Given request: Go through the records and show each line where the word "intensity" occurs.

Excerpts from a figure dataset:

---*---

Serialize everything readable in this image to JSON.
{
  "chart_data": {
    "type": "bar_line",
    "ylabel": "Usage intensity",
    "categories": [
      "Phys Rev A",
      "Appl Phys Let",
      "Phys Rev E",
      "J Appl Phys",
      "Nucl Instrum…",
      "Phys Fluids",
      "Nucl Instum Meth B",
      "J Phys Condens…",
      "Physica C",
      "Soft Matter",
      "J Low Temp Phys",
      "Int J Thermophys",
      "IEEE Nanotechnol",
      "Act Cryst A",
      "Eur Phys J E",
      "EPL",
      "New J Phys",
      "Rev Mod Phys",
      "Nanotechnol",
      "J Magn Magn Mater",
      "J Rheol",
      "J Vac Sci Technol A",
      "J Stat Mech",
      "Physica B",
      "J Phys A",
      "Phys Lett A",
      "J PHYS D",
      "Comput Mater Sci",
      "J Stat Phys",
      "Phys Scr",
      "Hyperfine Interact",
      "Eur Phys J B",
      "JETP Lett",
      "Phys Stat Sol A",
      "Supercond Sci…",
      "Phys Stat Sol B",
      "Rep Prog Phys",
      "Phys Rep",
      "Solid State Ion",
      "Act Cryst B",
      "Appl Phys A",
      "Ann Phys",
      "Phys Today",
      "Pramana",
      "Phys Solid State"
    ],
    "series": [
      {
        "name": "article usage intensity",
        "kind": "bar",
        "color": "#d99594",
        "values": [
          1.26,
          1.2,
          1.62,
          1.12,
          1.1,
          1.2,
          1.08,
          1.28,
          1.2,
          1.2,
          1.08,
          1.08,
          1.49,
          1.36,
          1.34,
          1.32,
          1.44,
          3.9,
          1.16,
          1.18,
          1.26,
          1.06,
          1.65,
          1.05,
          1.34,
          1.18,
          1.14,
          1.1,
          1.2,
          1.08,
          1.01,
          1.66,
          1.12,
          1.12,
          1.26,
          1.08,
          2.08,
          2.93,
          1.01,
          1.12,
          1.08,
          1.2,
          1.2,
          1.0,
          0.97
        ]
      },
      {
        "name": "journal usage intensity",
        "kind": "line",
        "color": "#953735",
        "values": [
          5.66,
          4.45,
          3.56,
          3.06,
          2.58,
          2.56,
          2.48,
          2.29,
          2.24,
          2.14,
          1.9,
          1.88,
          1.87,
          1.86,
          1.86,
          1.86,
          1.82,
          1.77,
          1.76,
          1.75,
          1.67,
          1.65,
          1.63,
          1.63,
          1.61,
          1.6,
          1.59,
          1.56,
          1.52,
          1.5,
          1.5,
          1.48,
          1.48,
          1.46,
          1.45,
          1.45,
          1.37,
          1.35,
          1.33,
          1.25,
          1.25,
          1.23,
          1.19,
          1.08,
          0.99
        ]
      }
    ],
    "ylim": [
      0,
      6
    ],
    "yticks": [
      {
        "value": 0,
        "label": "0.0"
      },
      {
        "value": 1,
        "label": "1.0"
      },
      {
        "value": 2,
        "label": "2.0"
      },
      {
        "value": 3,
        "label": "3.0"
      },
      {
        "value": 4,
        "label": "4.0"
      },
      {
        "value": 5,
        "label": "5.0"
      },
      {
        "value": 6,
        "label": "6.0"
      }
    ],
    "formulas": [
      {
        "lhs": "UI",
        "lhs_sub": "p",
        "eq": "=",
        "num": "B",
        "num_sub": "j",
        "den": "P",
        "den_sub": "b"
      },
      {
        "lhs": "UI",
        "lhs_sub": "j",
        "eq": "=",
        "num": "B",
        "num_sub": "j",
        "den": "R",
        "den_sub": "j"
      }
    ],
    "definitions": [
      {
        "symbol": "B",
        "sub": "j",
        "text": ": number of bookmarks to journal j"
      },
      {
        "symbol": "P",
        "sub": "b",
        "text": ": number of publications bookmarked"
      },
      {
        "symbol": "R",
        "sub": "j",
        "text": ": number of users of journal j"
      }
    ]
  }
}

---*---

Completed task:
    "ylabel": "Usage intensity",
        "name": "article usage intensity",
        "name": "journal usage intensity",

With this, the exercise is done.